**Job**. Give only the number of lines in these records that contain the word "strains".

**Listed entries**.
(begin)
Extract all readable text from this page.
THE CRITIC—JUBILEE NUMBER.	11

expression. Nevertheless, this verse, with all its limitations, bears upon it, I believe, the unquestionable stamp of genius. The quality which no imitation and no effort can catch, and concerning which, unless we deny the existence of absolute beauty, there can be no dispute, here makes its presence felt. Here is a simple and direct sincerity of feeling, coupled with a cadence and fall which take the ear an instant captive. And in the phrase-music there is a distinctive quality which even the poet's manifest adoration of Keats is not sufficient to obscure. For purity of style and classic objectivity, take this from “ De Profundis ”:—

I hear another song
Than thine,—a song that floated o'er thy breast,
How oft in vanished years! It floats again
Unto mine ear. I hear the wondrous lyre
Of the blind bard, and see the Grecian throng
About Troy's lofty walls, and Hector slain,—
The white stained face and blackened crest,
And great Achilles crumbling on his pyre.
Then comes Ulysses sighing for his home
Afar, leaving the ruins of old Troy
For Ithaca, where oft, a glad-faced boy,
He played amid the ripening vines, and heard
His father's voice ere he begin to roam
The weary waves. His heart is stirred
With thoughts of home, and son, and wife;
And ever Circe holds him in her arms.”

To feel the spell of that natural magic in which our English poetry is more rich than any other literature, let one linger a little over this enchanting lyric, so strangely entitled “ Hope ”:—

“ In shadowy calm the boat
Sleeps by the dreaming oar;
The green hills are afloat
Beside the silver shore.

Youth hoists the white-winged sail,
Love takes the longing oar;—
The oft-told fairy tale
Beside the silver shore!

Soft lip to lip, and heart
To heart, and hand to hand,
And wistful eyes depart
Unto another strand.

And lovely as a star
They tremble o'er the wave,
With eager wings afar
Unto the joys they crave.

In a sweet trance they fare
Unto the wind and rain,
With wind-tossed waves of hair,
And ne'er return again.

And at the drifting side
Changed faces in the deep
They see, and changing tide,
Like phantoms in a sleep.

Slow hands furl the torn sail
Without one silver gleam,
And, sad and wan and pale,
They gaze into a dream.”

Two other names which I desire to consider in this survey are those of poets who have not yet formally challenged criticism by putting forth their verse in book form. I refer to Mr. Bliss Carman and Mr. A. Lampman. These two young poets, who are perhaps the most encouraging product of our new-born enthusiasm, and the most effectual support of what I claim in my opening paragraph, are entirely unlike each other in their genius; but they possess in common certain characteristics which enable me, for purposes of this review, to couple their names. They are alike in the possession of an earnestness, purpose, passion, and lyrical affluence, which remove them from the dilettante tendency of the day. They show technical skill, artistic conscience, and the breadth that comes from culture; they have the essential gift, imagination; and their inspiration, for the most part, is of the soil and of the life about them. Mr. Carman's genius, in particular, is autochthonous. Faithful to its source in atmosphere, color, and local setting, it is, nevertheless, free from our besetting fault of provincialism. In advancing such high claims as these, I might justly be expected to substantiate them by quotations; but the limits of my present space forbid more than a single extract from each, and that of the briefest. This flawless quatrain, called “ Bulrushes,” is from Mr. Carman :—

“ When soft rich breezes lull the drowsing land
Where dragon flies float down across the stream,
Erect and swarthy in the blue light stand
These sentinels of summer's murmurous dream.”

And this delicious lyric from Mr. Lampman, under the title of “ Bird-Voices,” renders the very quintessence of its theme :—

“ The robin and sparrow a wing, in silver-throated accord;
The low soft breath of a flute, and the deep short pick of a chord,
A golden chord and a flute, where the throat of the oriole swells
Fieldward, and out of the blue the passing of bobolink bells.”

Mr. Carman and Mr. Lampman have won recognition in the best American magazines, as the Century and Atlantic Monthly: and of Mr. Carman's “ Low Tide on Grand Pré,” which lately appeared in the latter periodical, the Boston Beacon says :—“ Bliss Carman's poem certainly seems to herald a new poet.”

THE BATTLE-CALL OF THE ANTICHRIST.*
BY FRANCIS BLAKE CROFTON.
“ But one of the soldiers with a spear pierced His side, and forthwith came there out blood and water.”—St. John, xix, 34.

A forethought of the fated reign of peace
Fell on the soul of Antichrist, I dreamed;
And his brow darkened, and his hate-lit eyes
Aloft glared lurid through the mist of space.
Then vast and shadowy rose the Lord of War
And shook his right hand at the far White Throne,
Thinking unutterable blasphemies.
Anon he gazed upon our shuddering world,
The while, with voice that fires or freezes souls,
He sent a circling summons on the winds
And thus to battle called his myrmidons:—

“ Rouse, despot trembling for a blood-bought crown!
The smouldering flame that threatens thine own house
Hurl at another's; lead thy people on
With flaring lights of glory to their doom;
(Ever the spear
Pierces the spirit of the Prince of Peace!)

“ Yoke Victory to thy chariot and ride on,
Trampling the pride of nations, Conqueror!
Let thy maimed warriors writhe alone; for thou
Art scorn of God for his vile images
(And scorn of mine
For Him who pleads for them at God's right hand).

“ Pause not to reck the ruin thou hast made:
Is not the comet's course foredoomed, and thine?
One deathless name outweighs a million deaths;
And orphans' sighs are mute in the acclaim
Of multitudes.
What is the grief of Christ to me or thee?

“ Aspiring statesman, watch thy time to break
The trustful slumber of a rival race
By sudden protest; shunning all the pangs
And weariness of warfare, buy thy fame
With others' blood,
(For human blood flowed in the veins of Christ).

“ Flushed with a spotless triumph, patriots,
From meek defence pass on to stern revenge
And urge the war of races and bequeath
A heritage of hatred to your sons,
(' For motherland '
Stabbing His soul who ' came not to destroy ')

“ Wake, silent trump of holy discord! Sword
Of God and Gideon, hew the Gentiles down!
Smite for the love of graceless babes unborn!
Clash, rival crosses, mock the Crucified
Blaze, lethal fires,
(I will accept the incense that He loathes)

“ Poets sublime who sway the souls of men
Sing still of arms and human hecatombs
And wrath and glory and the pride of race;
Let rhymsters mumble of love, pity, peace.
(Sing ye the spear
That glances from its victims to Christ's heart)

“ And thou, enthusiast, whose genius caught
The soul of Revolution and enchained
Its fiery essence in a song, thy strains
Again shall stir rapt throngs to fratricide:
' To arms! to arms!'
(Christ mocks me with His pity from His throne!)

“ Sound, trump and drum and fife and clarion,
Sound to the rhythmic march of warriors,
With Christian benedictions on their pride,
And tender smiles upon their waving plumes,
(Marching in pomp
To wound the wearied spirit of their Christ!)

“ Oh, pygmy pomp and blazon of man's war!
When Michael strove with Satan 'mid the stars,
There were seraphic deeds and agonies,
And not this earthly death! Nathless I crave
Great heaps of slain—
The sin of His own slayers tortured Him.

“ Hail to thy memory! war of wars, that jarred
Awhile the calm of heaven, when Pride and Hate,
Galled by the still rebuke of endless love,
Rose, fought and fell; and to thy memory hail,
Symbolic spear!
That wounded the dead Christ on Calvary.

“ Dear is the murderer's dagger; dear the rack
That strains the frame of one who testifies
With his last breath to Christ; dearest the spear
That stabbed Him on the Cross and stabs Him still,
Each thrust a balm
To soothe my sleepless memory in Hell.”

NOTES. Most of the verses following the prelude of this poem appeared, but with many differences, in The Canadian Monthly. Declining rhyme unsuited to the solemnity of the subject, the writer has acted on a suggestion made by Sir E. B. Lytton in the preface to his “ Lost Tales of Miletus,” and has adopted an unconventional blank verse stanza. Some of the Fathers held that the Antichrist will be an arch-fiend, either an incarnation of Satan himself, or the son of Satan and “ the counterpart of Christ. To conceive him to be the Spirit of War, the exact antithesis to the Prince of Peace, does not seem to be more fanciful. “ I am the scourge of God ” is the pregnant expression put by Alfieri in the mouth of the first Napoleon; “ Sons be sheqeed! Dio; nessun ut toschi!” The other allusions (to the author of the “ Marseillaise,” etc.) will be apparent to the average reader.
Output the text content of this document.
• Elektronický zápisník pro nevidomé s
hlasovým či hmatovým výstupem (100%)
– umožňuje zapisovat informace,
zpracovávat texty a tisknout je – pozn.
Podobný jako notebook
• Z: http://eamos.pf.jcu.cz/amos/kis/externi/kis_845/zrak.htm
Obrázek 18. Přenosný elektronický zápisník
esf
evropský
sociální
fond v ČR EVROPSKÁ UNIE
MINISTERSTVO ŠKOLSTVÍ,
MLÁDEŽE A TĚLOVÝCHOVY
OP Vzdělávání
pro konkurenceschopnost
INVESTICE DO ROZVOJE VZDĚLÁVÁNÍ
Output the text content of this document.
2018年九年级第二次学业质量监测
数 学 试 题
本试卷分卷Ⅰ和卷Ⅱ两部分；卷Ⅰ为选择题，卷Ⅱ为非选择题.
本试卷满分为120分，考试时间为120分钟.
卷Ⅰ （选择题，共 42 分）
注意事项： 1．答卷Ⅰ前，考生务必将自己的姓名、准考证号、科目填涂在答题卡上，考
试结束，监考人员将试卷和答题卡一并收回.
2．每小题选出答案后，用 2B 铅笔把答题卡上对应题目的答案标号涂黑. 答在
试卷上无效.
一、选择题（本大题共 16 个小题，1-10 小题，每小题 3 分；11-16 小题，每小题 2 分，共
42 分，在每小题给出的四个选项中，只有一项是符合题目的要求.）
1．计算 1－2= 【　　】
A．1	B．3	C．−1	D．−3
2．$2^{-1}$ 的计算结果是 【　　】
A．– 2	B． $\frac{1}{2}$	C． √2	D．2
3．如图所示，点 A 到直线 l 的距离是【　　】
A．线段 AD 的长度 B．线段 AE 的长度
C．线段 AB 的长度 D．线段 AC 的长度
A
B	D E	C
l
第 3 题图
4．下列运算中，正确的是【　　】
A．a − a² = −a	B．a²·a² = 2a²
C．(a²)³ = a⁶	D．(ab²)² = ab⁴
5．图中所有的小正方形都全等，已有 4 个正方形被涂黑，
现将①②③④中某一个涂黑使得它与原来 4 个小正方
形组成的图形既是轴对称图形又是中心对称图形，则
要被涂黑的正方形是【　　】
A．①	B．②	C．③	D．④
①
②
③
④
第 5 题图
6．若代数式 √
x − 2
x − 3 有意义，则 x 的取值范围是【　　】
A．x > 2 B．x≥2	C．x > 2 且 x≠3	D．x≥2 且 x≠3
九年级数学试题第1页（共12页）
(end)
**Full response**. 2